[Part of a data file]
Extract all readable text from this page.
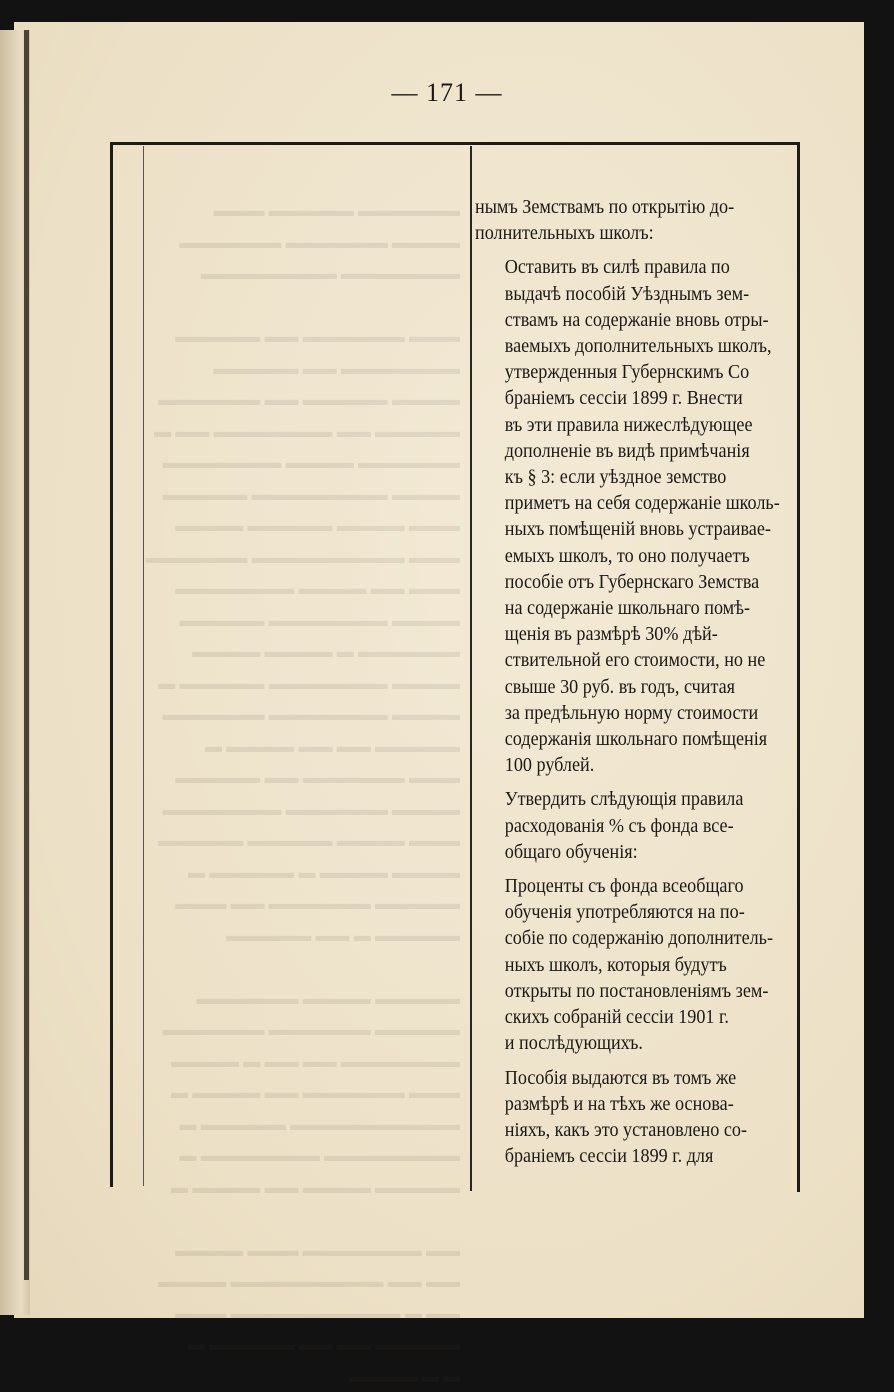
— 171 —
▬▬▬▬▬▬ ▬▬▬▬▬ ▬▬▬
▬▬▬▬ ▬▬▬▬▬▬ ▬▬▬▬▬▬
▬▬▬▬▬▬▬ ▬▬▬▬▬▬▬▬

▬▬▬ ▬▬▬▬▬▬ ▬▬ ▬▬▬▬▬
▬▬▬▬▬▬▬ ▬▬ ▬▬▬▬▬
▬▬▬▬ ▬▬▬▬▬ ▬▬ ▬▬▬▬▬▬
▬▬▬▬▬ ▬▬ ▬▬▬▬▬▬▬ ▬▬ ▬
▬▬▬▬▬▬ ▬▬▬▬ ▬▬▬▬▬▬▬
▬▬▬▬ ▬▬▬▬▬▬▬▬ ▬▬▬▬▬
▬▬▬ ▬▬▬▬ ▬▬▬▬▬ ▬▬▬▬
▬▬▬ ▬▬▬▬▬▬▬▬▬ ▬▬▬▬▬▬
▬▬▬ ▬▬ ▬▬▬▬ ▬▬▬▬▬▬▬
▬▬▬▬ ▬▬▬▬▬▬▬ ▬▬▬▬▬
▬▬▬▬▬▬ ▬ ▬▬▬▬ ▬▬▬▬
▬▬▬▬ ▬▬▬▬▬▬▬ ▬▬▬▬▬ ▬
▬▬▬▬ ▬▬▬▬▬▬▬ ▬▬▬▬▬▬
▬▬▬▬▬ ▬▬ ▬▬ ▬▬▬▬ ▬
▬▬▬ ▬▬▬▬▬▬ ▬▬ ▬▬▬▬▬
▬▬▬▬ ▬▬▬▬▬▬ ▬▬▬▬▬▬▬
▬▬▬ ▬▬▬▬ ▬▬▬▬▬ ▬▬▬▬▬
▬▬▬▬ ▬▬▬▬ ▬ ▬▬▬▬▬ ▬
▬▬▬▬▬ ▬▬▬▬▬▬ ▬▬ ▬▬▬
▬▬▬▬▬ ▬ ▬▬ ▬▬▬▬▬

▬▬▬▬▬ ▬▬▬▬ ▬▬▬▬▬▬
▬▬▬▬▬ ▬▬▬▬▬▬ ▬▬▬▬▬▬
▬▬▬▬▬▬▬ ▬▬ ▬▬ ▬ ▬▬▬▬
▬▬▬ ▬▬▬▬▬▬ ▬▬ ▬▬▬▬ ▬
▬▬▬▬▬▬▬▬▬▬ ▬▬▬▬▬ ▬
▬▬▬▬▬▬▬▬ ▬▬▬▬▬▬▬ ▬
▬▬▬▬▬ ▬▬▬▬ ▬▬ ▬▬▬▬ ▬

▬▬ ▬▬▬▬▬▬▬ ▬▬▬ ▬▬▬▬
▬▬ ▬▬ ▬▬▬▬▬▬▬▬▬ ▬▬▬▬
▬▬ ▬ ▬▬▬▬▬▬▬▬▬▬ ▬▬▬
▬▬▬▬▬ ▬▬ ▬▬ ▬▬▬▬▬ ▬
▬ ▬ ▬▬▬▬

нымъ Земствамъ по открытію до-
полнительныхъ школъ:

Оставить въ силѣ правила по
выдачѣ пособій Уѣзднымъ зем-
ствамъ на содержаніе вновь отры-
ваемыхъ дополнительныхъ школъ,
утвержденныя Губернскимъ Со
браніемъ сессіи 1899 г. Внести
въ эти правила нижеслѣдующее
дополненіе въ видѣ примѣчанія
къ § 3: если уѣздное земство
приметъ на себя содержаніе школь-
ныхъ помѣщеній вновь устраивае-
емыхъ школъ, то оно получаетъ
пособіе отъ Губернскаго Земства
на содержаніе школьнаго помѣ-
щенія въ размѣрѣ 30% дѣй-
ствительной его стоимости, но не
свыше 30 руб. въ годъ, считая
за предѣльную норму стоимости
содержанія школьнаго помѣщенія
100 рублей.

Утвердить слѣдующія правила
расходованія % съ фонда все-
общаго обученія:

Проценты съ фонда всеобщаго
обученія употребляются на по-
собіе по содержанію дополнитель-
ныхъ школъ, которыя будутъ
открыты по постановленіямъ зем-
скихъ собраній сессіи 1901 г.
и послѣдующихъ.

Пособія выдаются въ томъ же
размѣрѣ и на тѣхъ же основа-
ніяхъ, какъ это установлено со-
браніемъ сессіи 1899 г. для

■ Exercise goal ■
List all lines holding the string "содержаніе".

■ Written solution ■
ствамъ на содержаніе вновь отры-
приметъ на себя содержаніе школь-
на содержаніе школьнаго помѣ-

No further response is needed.